## Data to process
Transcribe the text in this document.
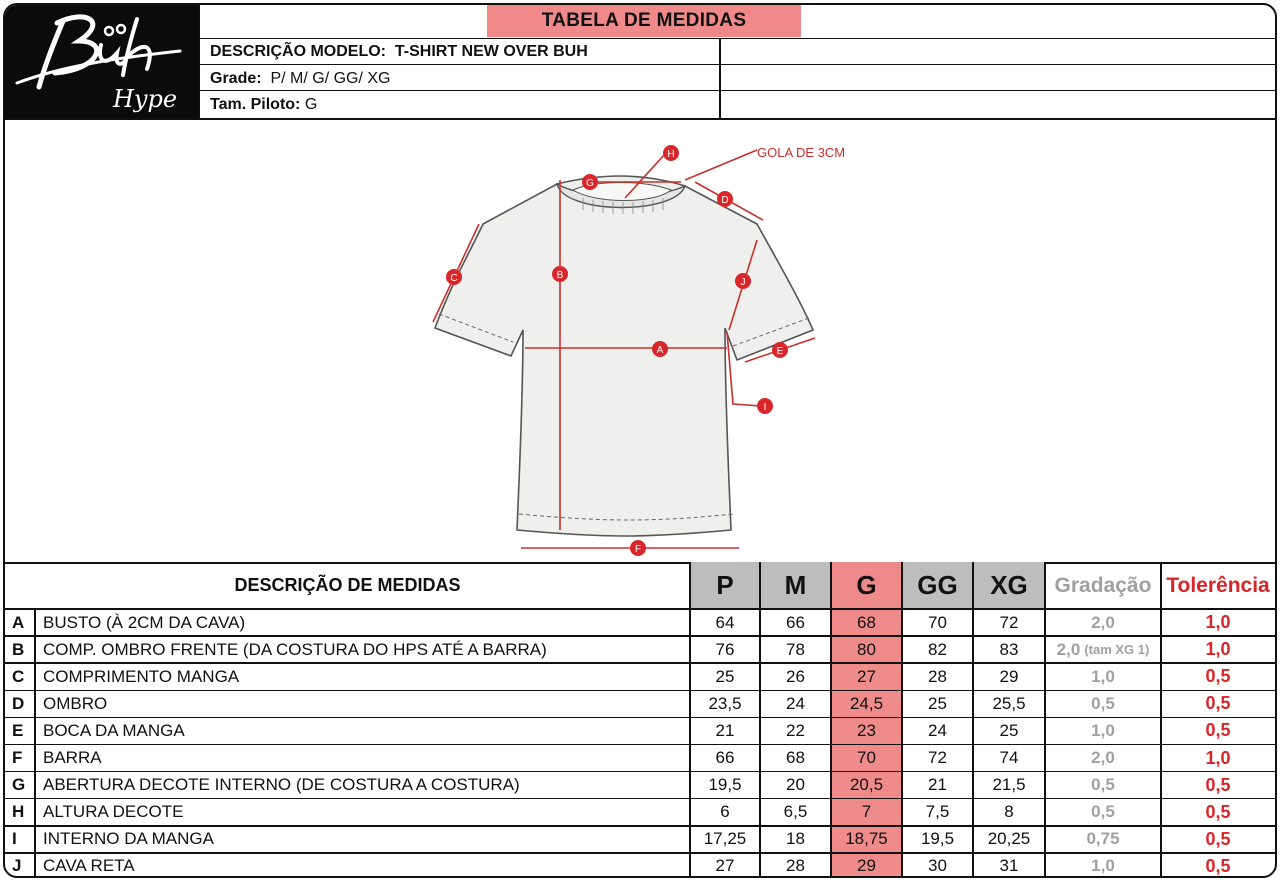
Hype
TABELA DE MEDIDAS
DESCRIÇÃO MODELO: T-SHIRT NEW OVER BUH
Grade: P/ M/ G/ GG/ XG
Tam. Piloto: G
A
B
C
D
E
F
G
H
I
J
GOLA DE 3CM
DESCRIÇÃO DE MEDIDAS	P	M	G	GG	XG	Gradação Tolerência
A	BUSTO (À 2CM DA CAVA)	64	66	68	70	72	2,0	1,0
B	COMP. OMBRO FRENTE (DA COSTURA DO HPS ATÉ A BARRA)	76	78	80	82	83	2,0 (tam XG 1)	1,0
C	COMPRIMENTO MANGA	25	26	27	28	29	1,0	0,5
D	OMBRO	23,5	24	24,5	25	25,5	0,5	0,5
E	BOCA DA MANGA	21	22	23	24	25	1,0	0,5
F	BARRA	66	68	70	72	74	2,0	1,0
G	ABERTURA DECOTE INTERNO (DE COSTURA A COSTURA)	19,5	20	20,5	21	21,5	0,5	0,5
H	ALTURA DECOTE	6	6,5	7	7,5	8	0,5	0,5
I	INTERNO DA MANGA	17,25	18	18,75	19,5	20,25	0,75	0,5
J	CAVA RETA	27	28	29	30	31	1,0	0,5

## Written problem
Find how many lines include the string "MEDIDAS" and report that number alone.

## Exercise output
2